* START *

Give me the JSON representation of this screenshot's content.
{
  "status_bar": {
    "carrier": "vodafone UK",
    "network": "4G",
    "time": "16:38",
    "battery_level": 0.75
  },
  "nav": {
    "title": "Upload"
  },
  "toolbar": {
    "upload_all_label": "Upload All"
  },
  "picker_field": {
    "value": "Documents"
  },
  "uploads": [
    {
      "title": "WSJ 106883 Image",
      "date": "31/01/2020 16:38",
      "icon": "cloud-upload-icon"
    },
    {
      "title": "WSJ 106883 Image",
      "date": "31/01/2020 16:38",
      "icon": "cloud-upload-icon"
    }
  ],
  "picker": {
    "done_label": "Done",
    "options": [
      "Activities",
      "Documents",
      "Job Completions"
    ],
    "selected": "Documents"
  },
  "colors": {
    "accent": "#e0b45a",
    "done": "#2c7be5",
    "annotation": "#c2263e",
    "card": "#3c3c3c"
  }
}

* END *

**SHORT TASK:** In the listing above, find the lines holding the word "Documents" and copy them.

**REPLY:**
    "value": "Documents"
      "Documents",
    "selected": "Documents"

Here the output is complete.